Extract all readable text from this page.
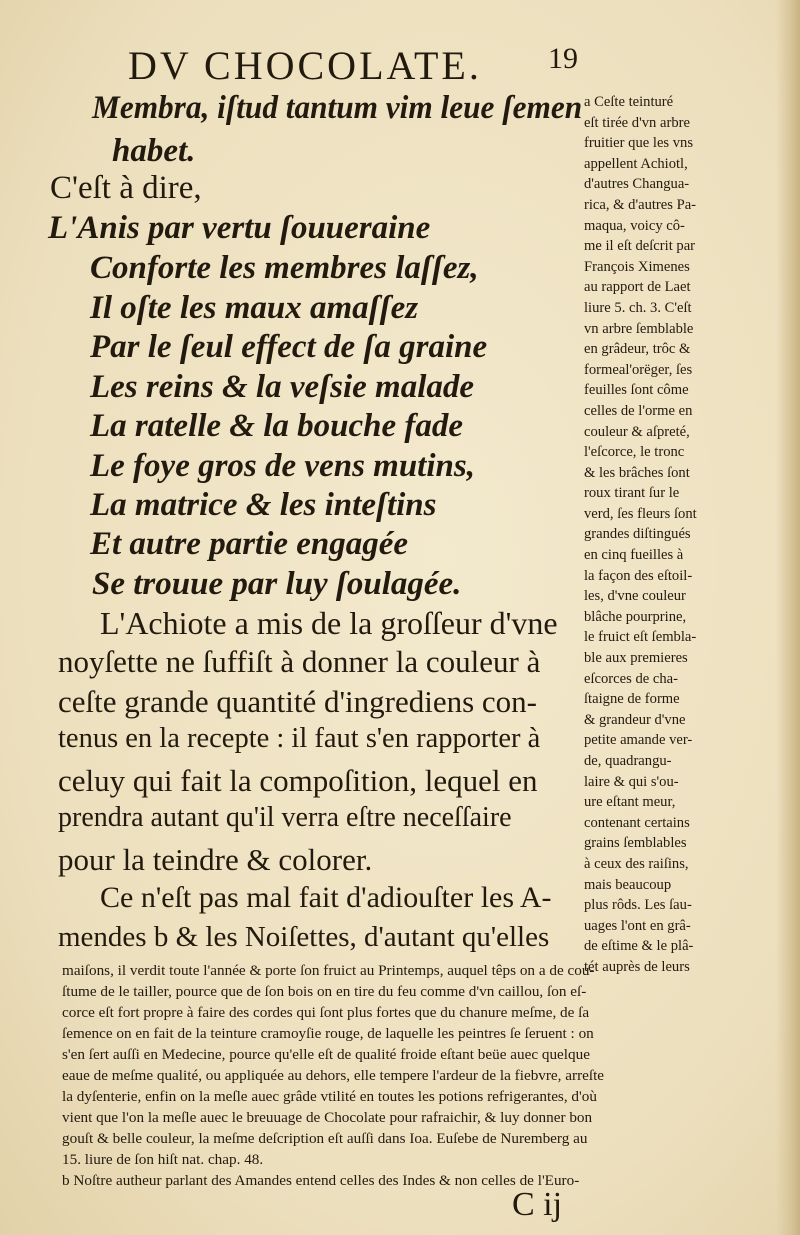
DV CHOCOLATE. 19
Membra, iſtud tantum vim leue ſemen
habet.
C'eſt à dire,
L'Anis par vertu ſouueraine
Conforte les membres laſſez,
Il oſte les maux amaſſez
Par le ſeul effect de ſa graine
Les reins & la veſsie malade
La ratelle & la bouche fade
Le foye gros de vens mutins,
La matrice & les inteſtins
Et autre partie engagée
Se trouue par luy ſoulagée.
L'Achiote a mis de la groſſeur d'vne
noyſette ne ſuffiſt à donner la couleur à
ceſte grande quantité d'ingrediens con-
tenus en la recepte : il faut s'en rapporter à
celuy qui fait la compoſition, lequel en
prendra autant qu'il verra eſtre neceſſaire
pour la teindre & colorer.
Ce n'eſt pas mal fait d'adiouſter les A-
mendes b & les Noiſettes, d'autant qu'elles
a Ceſte teinturé
eſt tirée d'vn arbre
fruitier que les vns
appellent Achiotl,
d'autres Changua-
rica, & d'autres Pa-
maqua, voicy cô-
me il eſt deſcrit par
François Ximenes
au rapport de Laet
liure 5. ch. 3. C'eſt
vn arbre ſemblable
en grâdeur, trôc &
formeal'orëger, ſes
feuilles ſont côme
celles de l'orme en
couleur & aſpreté,
l'eſcorce, le tronc
& les brâches ſont
roux tirant ſur le
verd, ſes fleurs ſont
grandes diſtingués
en cinq fueilles à
la façon des eſtoil-
les, d'vne couleur
blâche pourprine,
le fruict eſt ſembla-
ble aux premieres
eſcorces de cha-
ſtaigne de forme
& grandeur d'vne
petite amande ver-
de, quadrangu-
laire & qui s'ou-
ure eſtant meur,
contenant certains
grains ſemblables
à ceux des raiſins,
mais beaucoup
plus rôds. Les ſau-
uages l'ont en grâ-
de eſtime & le plâ-
tét auprès de leurs
maiſons, il verdit toute l'année & porte ſon fruict au Printemps, auquel têps on a de cou-
ſtume de le tailler, pource que de ſon bois on en tire du feu comme d'vn caillou, ſon eſ-
corce eſt fort propre à faire des cordes qui ſont plus fortes que du chanure meſme, de ſa
ſemence on en fait de la teinture cramoyſie rouge, de laquelle les peintres ſe ſeruent : on
s'en ſert auſſi en Medecine, pource qu'elle eſt de qualité froide eſtant beüe auec quelque
eaue de meſme qualité, ou appliquée au dehors, elle tempere l'ardeur de la fiebvre, arreſte
la dyſenterie, enfin on la meſle auec grâde vtilité en toutes les potions refrigerantes, d'où
vient que l'on la meſle auec le breuuage de Chocolate pour rafraichir, & luy donner bon
gouſt & belle couleur, la meſme deſcription eſt auſſi dans Ioa. Euſebe de Nuremberg au
15. liure de ſon hiſt nat. chap. 48.
b Noſtre autheur parlant des Amandes entend celles des Indes & non celles de l'Euro-
C ij
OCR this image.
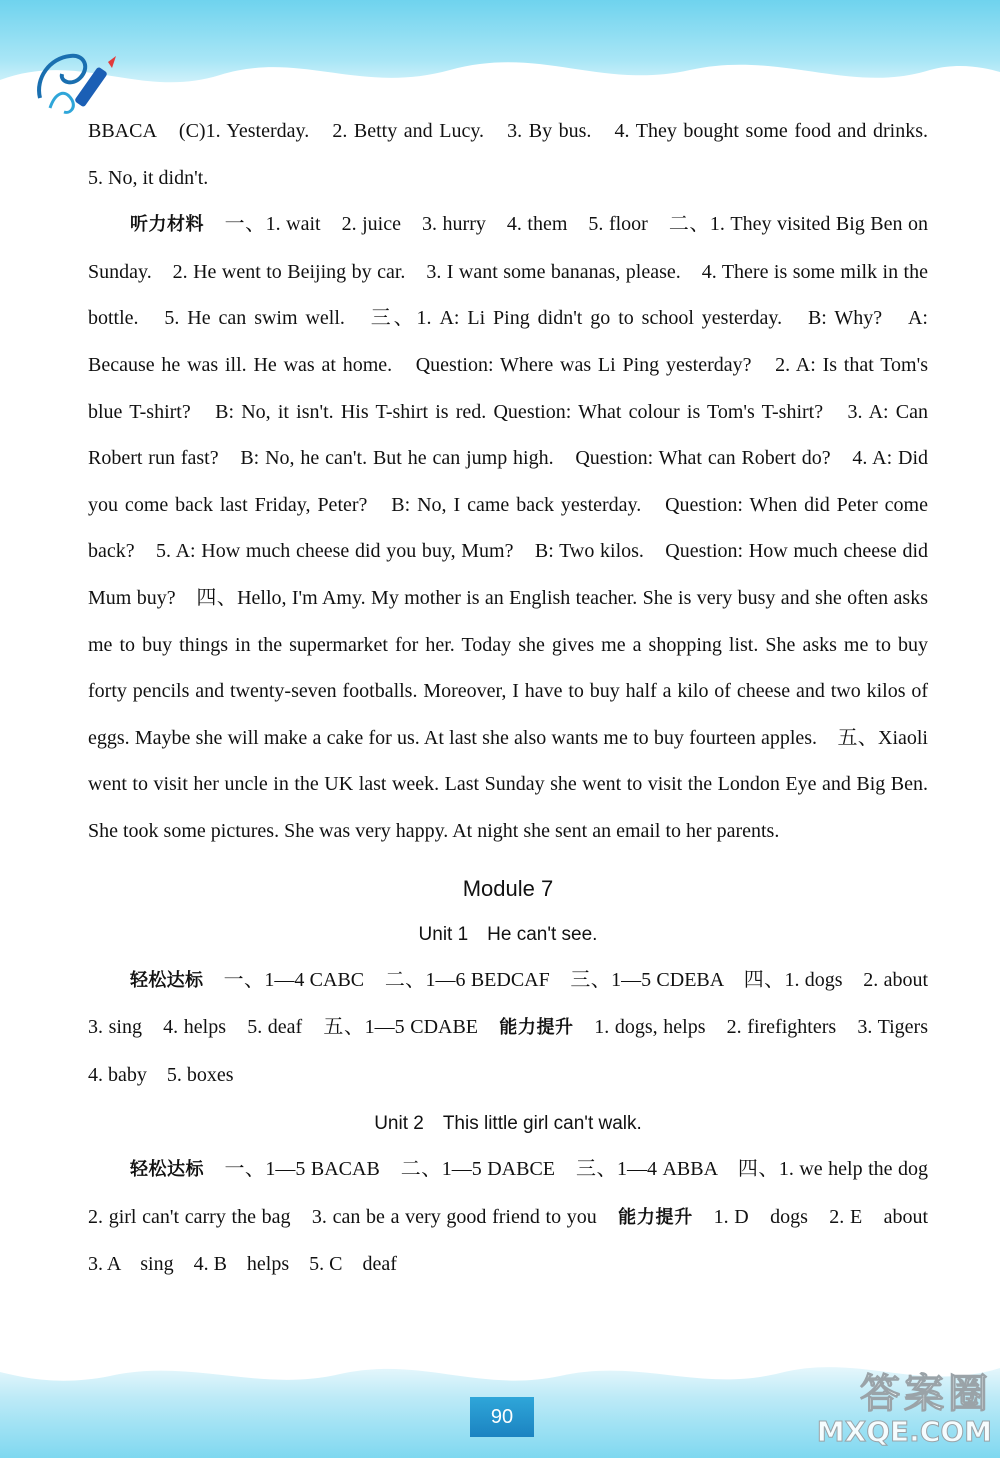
90	答案圈
MXQE.COM

BBACA　(C)1. Yesterday.　2. Betty and Lucy.　3. By bus.　4. They bought some food and drinks.　5. No, it didn't.

听力材料　一、1. wait　2. juice　3. hurry　4. them　5. floor　二、1. They visited Big Ben on Sunday.　2. He went to Beijing by car.　3. I want some bananas, please.　4. There is some milk in the bottle.　5. He can swim well.　三、1. A: Li Ping didn't go to school yesterday.　B: Why?　A: Because he was ill. He was at home.　Question: Where was Li Ping yesterday?　2. A: Is that Tom's blue T-shirt?　B: No, it isn't. His T-shirt is red. Question: What colour is Tom's T-shirt?　3. A: Can Robert run fast?　B: No, he can't. But he can jump high.　Question: What can Robert do?　4. A: Did you come back last Friday, Peter?　B: No, I came back yesterday.　Question: When did Peter come back?　5. A: How much cheese did you buy, Mum?　B: Two kilos.　Question: How much cheese did Mum buy?　四、Hello, I'm Amy. My mother is an English teacher. She is very busy and she often asks me to buy things in the supermarket for her. Today she gives me a shopping list. She asks me to buy forty pencils and twenty-seven footballs. Moreover, I have to buy half a kilo of cheese and two kilos of eggs. Maybe she will make a cake for us. At last she also wants me to buy fourteen apples.　五、Xiaoli went to visit her uncle in the UK last week. Last Sunday she went to visit the London Eye and Big Ben. She took some pictures. She was very happy. At night she sent an email to her parents.

Module 7
Unit 1　He can't see.

轻松达标　一、1—4 CABC　二、1—6 BEDCAF　三、1—5 CDEBA　四、1. dogs　2. about　3. sing　4. helps　5. deaf　五、1—5 CDABE　能力提升　1. dogs, helps　2. firefighters　3. Tigers　4. baby　5. boxes

Unit 2　This little girl can't walk.

轻松达标　一、1—5 BACAB　二、1—5 DABCE　三、1—4 ABBA　四、1. we help the dog　2. girl can't carry the bag　3. can be a very good friend to you　能力提升　1. D　dogs　2. E　about　3. A　sing　4. B　helps　5. C　deaf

■ GOAL ■
Determine how many lines of the material include the string "auſſi". Output only that count.

■ EXERCISE OUTPUT ■
2